▶ THE TASK
Exact reproduction is required for all entries.
** BEGIN DATA PROVIDED **
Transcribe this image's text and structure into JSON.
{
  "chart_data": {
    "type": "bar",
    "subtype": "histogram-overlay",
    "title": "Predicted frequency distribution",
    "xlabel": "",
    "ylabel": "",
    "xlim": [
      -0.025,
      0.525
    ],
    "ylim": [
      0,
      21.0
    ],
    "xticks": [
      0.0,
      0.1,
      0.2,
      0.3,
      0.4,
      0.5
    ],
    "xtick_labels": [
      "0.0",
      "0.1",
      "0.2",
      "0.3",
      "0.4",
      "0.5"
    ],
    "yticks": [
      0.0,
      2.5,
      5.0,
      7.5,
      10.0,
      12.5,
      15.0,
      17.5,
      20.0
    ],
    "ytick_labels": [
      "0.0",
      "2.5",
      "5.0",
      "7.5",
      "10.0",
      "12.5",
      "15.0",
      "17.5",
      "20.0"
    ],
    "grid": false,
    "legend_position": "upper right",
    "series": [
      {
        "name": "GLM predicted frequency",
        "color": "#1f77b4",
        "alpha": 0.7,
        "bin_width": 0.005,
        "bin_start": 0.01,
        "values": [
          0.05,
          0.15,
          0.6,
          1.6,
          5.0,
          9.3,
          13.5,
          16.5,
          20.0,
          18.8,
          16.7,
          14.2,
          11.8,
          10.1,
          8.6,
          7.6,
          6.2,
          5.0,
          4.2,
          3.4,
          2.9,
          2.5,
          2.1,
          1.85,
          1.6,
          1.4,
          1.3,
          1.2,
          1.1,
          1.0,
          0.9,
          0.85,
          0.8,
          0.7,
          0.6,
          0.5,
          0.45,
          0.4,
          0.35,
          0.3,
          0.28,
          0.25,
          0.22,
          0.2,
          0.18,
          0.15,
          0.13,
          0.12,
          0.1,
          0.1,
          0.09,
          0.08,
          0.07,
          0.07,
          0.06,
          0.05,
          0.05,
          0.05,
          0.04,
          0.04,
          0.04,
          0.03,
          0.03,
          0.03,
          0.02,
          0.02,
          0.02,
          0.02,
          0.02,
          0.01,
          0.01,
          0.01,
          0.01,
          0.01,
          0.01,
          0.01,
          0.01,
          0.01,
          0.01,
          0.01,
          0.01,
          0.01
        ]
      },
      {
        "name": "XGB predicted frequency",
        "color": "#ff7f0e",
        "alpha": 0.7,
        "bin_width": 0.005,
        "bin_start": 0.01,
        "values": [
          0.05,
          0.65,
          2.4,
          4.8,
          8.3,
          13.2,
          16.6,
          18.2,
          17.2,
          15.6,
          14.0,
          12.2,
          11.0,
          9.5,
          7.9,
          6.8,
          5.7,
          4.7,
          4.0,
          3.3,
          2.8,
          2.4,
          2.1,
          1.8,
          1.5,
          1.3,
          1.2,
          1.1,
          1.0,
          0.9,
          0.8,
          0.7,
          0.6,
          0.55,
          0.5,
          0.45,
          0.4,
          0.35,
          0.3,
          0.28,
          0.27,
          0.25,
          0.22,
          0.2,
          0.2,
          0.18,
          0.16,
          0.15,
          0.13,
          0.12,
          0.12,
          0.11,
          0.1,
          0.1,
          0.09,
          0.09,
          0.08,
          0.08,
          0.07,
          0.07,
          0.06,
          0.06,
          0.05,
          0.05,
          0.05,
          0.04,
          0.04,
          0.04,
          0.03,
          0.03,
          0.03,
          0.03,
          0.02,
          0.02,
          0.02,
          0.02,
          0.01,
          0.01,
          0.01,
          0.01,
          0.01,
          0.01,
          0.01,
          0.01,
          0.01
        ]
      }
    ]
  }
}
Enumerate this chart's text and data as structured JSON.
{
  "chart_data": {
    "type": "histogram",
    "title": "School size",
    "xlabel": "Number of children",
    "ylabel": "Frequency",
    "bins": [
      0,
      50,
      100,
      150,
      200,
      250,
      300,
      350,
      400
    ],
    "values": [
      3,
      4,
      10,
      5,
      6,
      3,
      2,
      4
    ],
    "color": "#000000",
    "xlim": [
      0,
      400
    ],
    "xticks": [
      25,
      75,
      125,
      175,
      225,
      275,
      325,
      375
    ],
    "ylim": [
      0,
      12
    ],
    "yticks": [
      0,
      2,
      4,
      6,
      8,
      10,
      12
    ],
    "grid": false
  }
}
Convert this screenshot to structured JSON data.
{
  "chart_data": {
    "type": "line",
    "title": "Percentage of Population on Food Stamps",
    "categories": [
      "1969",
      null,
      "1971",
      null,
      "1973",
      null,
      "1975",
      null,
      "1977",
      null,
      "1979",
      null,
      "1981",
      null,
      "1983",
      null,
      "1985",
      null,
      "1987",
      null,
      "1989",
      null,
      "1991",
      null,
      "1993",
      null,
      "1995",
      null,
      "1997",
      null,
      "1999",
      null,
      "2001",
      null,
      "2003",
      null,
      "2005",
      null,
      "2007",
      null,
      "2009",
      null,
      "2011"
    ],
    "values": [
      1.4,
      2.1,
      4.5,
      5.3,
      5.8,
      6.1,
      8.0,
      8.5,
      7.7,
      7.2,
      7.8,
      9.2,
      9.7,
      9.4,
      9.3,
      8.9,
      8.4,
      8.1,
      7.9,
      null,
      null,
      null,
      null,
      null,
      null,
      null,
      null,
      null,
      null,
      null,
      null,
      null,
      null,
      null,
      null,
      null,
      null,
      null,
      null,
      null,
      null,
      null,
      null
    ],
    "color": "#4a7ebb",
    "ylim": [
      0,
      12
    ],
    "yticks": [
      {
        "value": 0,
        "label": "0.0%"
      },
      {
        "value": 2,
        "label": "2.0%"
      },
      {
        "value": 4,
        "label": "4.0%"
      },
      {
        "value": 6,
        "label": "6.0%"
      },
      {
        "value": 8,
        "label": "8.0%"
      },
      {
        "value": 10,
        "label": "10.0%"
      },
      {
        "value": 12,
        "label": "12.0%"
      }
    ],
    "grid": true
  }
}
** END DATA PROVIDED **
▶ OUTPUT FOR THIS TASK
Transcribe this image's text and structure into JSON.
{
  "chart_data": {
    "type": "bar",
    "subtype": "histogram-overlay",
    "title": "Predicted frequency distribution",
    "xlabel": "",
    "ylabel": "",
    "xlim": [
      -0.025,
      0.525
    ],
    "ylim": [
      0,
      21.0
    ],
    "xticks": [
      0.0,
      0.1,
      0.2,
      0.3,
      0.4,
      0.5
    ],
    "xtick_labels": [
      "0.0",
      "0.1",
      "0.2",
      "0.3",
      "0.4",
      "0.5"
    ],
    "yticks": [
      0.0,
      2.5,
      5.0,
      7.5,
      10.0,
      12.5,
      15.0,
      17.5,
      20.0
    ],
    "ytick_labels": [
      "0.0",
      "2.5",
      "5.0",
      "7.5",
      "10.0",
      "12.5",
      "15.0",
      "17.5",
      "20.0"
    ],
    "grid": false,
    "legend_position": "upper right",
    "series": [
      {
        "name": "GLM predicted frequency",
        "color": "#1f77b4",
        "alpha": 0.7,
        "bin_width": 0.005,
        "bin_start": 0.01,
        "values": [
          0.05,
          0.15,
          0.6,
          1.6,
          5.0,
          9.3,
          13.5,
          16.5,
          20.0,
          18.8,
          16.7,
          14.2,
          11.8,
          10.1,
          8.6,
          7.6,
          6.2,
          5.0,
          4.2,
          3.4,
          2.9,
          2.5,
          2.1,
          1.85,
          1.6,
          1.4,
          1.3,
          1.2,
          1.1,
          1.0,
          0.9,
          0.85,
          0.8,
          0.7,
          0.6,
          0.5,
          0.45,
          0.4,
          0.35,
          0.3,
          0.28,
          0.25,
          0.22,
          0.2,
          0.18,
          0.15,
          0.13,
          0.12,
          0.1,
          0.1,
          0.09,
          0.08,
          0.07,
          0.07,
          0.06,
          0.05,
          0.05,
          0.05,
          0.04,
          0.04,
          0.04,
          0.03,
          0.03,
          0.03,
          0.02,
          0.02,
          0.02,
          0.02,
          0.02,
          0.01,
          0.01,
          0.01,
          0.01,
          0.01,
          0.01,
          0.01,
          0.01,
          0.01,
          0.01,
          0.01,
          0.01,
          0.01
        ]
      },
      {
        "name": "XGB predicted frequency",
        "color": "#ff7f0e",
        "alpha": 0.7,
        "bin_width": 0.005,
        "bin_start": 0.01,
        "values": [
          0.05,
          0.65,
          2.4,
          4.8,
          8.3,
          13.2,
          16.6,
          18.2,
          17.2,
          15.6,
          14.0,
          12.2,
          11.0,
          9.5,
          7.9,
          6.8,
          5.7,
          4.7,
          4.0,
          3.3,
          2.8,
          2.4,
          2.1,
          1.8,
          1.5,
          1.3,
          1.2,
          1.1,
          1.0,
          0.9,
          0.8,
          0.7,
          0.6,
          0.55,
          0.5,
          0.45,
          0.4,
          0.35,
          0.3,
          0.28,
          0.27,
          0.25,
          0.22,
          0.2,
          0.2,
          0.18,
          0.16,
          0.15,
          0.13,
          0.12,
          0.12,
          0.11,
          0.1,
          0.1,
          0.09,
          0.09,
          0.08,
          0.08,
          0.07,
          0.07,
          0.06,
          0.06,
          0.05,
          0.05,
          0.05,
          0.04,
          0.04,
          0.04,
          0.03,
          0.03,
          0.03,
          0.03,
          0.02,
          0.02,
          0.02,
          0.02,
          0.01,
          0.01,
          0.01,
          0.01,
          0.01,
          0.01,
          0.01,
          0.01,
          0.01
        ]
      }
    ]
  }
}
Enumerate this chart's text and data as structured JSON.
{
  "chart_data": {
    "type": "histogram",
    "title": "School size",
    "xlabel": "Number of children",
    "ylabel": "Frequency",
    "bins": [
      0,
      50,
      100,
      150,
      200,
      250,
      300,
      350,
      400
    ],
    "values": [
      3,
      4,
      10,
      5,
      6,
      3,
      2,
      4
    ],
    "color": "#000000",
    "xlim": [
      0,
      400
    ],
    "xticks": [
      25,
      75,
      125,
      175,
      225,
      275,
      325,
      375
    ],
    "ylim": [
      0,
      12
    ],
    "yticks": [
      0,
      2,
      4,
      6,
      8,
      10,
      12
    ],
    "grid": false
  }
}
Convert this screenshot to structured JSON data.
{
  "chart_data": {
    "type": "line",
    "title": "Percentage of Population on Food Stamps",
    "categories": [
      "1969",
      null,
      "1971",
      null,
      "1973",
      null,
      "1975",
      null,
      "1977",
      null,
      "1979",
      null,
      "1981",
      null,
      "1983",
      null,
      "1985",
      null,
      "1987",
      null,
      "1989",
      null,
      "1991",
      null,
      "1993",
      null,
      "1995",
      null,
      "1997",
      null,
      "1999",
      null,
      "2001",
      null,
      "2003",
      null,
      "2005",
      null,
      "2007",
      null,
      "2009",
      null,
      "2011"
    ],
    "values": [
      1.4,
      2.1,
      4.5,
      5.3,
      5.8,
      6.1,
      8.0,
      8.5,
      7.7,
      7.2,
      7.8,
      9.2,
      9.7,
      9.4,
      9.3,
      8.9,
      8.4,
      8.1,
      7.9,
      null,
      null,
      null,
      null,
      null,
      null,
      null,
      null,
      null,
      null,
      null,
      null,
      null,
      null,
      null,
      null,
      null,
      null,
      null,
      null,
      null,
      null,
      null,
      null
    ],
    "color": "#4a7ebb",
    "ylim": [
      0,
      12
    ],
    "yticks": [
      {
        "value": 0,
        "label": "0.0%"
      },
      {
        "value": 2,
        "label": "2.0%"
      },
      {
        "value": 4,
        "label": "4.0%"
      },
      {
        "value": 6,
        "label": "6.0%"
      },
      {
        "value": 8,
        "label": "8.0%"
      },
      {
        "value": 10,
        "label": "10.0%"
      },
      {
        "value": 12,
        "label": "12.0%"
      }
    ],
    "grid": true
  }
}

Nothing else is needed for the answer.